Saved data entries:
┄┄┄┄┄┄┄┄┄┄

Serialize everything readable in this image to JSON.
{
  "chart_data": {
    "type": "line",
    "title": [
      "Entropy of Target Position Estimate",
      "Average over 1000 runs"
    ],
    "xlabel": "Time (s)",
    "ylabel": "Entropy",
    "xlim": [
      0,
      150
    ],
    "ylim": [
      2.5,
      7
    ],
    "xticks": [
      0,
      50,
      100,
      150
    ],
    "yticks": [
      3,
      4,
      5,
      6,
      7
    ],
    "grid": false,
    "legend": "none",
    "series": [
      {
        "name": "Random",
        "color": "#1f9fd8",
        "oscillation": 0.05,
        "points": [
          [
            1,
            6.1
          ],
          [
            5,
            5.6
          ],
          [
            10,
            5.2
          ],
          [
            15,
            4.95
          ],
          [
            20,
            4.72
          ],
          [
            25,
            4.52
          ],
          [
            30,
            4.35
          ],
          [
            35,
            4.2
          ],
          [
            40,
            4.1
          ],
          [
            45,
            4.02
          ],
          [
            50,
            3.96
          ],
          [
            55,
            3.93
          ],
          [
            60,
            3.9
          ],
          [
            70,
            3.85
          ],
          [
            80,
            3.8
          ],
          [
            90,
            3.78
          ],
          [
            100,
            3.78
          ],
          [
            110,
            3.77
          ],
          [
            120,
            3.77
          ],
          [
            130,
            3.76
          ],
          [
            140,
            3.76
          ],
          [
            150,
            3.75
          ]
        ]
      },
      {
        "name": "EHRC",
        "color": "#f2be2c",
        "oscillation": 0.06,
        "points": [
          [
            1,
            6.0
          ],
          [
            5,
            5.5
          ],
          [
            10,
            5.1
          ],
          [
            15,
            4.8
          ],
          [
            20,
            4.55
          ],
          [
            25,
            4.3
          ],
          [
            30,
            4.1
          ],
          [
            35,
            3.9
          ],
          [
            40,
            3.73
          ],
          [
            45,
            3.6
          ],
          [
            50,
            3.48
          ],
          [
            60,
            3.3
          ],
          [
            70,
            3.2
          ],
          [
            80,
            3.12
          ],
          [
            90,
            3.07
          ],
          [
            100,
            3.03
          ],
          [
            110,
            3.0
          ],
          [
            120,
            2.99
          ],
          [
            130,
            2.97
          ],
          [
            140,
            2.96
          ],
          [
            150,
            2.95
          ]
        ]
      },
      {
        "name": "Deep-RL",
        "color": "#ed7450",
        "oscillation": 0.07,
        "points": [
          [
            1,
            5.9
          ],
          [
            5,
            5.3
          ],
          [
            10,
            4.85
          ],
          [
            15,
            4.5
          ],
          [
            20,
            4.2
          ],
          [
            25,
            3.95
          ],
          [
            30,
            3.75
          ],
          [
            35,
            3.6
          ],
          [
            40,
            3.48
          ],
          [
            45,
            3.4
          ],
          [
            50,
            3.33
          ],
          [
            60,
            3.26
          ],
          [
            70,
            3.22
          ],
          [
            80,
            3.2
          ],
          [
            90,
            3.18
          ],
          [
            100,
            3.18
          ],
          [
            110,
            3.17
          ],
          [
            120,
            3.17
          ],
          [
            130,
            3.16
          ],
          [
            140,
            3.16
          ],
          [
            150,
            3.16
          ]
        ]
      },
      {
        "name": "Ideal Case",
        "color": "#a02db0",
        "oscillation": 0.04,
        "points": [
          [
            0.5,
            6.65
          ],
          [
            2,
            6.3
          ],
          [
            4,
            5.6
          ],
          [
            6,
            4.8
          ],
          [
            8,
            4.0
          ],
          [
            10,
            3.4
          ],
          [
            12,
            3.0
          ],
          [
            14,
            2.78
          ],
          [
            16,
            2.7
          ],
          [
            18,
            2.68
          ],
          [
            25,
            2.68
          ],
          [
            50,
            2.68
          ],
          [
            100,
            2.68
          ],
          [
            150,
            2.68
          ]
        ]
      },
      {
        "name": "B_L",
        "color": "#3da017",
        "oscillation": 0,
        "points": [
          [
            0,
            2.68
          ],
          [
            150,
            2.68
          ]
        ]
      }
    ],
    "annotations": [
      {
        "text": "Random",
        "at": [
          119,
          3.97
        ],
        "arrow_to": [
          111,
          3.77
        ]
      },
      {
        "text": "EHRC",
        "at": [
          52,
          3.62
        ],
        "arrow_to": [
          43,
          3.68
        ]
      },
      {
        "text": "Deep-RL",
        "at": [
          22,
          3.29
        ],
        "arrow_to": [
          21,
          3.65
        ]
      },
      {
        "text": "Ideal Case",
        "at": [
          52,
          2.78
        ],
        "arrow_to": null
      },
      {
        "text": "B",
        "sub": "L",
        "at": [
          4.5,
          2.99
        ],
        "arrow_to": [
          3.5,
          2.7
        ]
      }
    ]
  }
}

┄┄┄┄┄┄┄┄┄┄

■ What to work on
Within the data above, count the lines that contain the string "name"; the reply is the number alone.

■ Response to this task
5